WRITTEN EXERCISE: Each line containing the word "Ingest" needs to be copied.

DATA FOR THIS EXERCISE:
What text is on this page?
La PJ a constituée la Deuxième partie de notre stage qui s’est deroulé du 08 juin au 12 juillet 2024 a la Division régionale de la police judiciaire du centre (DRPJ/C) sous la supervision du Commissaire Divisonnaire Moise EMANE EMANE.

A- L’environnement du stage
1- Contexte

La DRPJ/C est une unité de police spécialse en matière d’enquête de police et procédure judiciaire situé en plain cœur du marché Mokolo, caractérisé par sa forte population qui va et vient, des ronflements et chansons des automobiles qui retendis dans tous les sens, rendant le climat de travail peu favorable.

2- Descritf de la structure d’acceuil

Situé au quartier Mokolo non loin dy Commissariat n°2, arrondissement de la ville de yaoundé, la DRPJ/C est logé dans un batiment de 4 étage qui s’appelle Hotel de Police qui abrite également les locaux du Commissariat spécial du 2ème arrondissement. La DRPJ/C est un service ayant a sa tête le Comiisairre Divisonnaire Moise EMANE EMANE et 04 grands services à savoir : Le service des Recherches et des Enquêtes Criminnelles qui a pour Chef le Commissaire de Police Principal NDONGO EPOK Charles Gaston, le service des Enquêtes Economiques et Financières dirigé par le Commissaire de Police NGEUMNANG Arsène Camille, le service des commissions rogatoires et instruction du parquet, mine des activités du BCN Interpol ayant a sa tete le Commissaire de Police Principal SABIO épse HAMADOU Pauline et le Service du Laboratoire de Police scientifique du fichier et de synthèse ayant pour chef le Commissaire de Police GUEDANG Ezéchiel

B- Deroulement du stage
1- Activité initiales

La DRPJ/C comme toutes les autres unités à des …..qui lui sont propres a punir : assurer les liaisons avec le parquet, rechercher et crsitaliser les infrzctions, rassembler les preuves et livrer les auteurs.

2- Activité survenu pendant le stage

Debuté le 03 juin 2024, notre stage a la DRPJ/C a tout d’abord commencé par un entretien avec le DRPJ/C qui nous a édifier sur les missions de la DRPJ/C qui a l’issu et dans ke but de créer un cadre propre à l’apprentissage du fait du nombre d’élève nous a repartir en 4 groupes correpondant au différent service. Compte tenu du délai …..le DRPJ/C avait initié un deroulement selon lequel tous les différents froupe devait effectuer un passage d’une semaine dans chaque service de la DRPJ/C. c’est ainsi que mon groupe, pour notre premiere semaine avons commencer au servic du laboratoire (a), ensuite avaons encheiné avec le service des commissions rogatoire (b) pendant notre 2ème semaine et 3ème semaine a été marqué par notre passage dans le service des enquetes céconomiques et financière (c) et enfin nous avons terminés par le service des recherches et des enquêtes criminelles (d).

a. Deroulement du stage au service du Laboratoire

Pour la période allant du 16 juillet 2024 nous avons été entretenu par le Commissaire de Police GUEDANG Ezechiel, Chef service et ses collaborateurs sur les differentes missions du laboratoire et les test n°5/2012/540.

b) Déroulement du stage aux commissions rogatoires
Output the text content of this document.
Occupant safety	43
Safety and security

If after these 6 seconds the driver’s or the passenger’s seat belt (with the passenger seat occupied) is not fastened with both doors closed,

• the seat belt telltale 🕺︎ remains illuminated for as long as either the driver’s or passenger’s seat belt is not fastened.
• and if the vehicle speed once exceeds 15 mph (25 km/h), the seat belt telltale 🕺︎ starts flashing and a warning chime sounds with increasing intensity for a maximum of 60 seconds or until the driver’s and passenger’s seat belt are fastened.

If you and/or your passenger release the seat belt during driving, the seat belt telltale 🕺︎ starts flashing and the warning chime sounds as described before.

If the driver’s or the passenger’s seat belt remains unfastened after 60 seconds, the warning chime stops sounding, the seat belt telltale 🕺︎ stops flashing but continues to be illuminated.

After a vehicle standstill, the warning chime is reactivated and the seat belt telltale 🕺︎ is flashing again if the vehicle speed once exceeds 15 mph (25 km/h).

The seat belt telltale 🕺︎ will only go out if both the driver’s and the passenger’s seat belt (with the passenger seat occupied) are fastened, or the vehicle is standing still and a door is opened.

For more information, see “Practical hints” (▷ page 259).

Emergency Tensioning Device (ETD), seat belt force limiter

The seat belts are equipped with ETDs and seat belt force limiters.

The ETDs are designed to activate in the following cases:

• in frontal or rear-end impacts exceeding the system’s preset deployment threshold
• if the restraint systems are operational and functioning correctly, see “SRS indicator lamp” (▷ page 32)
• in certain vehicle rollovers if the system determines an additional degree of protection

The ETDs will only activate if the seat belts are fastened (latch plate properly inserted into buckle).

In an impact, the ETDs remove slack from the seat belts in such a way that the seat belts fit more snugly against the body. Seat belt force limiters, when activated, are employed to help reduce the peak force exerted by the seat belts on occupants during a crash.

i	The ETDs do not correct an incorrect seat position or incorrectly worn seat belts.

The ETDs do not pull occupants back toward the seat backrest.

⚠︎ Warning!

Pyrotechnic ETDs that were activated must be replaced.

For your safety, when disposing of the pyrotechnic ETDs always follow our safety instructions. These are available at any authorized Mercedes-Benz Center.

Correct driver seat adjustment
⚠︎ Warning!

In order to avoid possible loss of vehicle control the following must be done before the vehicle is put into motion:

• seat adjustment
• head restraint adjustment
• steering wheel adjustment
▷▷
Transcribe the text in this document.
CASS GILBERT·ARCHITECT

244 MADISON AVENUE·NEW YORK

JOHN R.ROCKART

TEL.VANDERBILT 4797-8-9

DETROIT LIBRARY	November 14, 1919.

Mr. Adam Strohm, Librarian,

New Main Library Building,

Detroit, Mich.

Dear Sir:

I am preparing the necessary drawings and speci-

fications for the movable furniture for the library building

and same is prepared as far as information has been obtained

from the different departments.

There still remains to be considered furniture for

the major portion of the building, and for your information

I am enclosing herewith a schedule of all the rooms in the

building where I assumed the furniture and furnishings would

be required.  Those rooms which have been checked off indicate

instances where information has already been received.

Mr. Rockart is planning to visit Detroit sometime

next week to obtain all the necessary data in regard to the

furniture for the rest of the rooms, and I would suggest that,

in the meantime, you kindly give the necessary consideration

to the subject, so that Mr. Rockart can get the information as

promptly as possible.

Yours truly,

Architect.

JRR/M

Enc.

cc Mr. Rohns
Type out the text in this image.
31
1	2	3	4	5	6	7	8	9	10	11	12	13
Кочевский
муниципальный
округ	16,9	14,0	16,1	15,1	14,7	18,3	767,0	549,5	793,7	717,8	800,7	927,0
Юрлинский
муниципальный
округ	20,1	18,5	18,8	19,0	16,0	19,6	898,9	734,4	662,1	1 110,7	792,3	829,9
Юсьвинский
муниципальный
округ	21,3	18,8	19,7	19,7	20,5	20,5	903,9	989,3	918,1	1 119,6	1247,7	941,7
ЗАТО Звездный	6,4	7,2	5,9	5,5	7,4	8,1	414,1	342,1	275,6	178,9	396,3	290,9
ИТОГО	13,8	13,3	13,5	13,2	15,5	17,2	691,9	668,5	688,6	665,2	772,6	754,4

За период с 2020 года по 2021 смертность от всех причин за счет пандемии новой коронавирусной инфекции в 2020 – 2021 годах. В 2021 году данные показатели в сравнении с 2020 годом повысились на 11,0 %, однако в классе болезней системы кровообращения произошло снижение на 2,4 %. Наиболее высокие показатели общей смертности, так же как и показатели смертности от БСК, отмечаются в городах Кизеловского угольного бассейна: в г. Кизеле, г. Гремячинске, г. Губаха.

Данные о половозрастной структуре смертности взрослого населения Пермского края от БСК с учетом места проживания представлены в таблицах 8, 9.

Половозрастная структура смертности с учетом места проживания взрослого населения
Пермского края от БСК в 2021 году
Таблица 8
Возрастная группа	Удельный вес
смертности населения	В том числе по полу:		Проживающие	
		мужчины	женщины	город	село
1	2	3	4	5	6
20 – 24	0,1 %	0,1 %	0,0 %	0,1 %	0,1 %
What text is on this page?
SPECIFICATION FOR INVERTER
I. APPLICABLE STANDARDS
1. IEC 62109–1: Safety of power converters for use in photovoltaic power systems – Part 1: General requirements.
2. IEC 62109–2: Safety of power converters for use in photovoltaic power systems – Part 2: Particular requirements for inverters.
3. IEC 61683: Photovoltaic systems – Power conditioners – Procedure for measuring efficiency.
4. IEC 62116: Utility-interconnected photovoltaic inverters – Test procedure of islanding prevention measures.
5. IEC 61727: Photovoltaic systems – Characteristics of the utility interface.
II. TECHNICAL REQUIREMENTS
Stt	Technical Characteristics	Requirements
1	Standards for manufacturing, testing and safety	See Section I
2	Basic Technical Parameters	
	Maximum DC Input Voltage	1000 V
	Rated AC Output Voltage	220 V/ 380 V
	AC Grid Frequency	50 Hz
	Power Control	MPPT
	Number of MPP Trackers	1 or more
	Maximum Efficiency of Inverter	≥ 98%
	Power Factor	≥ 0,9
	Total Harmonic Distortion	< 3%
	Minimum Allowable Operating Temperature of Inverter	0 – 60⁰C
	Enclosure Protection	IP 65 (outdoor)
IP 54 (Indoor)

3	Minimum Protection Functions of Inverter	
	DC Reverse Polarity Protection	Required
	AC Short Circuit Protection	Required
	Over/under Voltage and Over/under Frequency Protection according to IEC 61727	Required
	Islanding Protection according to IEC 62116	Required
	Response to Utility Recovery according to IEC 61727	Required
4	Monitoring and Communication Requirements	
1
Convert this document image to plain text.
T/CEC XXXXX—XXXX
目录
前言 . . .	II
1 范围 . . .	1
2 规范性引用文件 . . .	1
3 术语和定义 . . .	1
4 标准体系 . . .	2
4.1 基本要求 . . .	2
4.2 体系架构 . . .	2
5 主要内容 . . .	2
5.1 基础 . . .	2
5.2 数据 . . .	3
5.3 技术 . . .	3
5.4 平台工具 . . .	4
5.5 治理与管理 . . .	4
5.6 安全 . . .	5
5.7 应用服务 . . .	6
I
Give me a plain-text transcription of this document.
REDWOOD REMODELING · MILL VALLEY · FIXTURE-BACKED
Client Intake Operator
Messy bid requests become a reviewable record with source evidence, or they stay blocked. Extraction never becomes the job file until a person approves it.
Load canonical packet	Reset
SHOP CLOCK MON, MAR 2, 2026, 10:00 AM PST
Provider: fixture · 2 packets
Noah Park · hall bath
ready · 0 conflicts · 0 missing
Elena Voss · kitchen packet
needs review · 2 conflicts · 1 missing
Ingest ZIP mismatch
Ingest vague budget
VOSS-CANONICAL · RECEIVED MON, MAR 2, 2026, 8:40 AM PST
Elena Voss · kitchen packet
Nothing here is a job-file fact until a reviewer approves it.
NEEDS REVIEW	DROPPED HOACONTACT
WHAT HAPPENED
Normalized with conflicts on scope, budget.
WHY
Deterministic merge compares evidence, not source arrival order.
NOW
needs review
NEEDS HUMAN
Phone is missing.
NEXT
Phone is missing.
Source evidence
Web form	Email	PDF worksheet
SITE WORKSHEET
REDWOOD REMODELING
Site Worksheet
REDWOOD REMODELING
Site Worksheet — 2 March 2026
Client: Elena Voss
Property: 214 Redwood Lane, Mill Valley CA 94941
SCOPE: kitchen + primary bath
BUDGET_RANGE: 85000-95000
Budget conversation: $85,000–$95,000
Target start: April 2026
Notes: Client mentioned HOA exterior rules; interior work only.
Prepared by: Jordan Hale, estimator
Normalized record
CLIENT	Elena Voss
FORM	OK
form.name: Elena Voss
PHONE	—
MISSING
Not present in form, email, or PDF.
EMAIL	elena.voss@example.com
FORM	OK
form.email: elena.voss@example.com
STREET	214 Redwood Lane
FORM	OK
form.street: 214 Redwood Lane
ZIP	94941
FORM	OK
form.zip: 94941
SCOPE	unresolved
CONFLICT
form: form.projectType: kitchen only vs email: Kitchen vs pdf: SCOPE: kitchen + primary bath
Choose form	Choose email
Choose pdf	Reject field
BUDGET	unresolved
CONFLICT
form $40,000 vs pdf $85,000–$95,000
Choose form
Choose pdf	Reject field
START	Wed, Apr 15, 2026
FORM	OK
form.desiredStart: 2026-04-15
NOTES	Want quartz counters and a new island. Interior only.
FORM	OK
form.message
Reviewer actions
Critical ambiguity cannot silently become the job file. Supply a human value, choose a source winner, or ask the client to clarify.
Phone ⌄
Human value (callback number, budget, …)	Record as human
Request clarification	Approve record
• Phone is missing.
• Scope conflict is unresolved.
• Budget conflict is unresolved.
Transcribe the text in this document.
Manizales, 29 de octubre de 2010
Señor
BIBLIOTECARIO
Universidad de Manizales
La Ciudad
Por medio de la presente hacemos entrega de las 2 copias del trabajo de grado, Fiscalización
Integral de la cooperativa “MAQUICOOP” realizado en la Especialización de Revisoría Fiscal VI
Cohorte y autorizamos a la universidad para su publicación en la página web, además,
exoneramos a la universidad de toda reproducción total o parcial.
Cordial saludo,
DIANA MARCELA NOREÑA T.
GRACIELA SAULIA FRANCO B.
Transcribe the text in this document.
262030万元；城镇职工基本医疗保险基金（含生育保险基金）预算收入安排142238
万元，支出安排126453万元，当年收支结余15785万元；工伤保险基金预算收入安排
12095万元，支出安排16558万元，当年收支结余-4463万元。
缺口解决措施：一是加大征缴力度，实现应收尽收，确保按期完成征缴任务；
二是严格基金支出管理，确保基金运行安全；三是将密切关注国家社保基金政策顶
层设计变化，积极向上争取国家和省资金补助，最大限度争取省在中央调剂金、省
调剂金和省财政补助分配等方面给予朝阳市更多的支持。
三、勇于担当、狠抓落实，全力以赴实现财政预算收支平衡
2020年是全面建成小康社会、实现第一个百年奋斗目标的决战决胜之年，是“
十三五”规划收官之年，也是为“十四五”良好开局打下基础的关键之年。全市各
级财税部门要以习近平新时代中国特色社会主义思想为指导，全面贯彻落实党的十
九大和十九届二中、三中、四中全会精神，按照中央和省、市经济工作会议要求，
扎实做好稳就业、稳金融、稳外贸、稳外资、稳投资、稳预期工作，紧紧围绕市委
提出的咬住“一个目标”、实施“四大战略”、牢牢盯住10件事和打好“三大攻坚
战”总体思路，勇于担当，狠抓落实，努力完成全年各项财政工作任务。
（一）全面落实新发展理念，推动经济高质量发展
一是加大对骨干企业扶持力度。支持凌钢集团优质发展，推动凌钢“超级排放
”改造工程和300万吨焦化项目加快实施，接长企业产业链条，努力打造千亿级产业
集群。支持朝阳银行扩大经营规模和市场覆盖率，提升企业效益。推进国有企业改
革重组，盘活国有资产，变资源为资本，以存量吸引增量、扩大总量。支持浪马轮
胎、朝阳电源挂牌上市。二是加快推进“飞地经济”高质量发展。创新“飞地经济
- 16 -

EXERCISE OUTPUT:
Ingest ZIP mismatch
Ingest vague budget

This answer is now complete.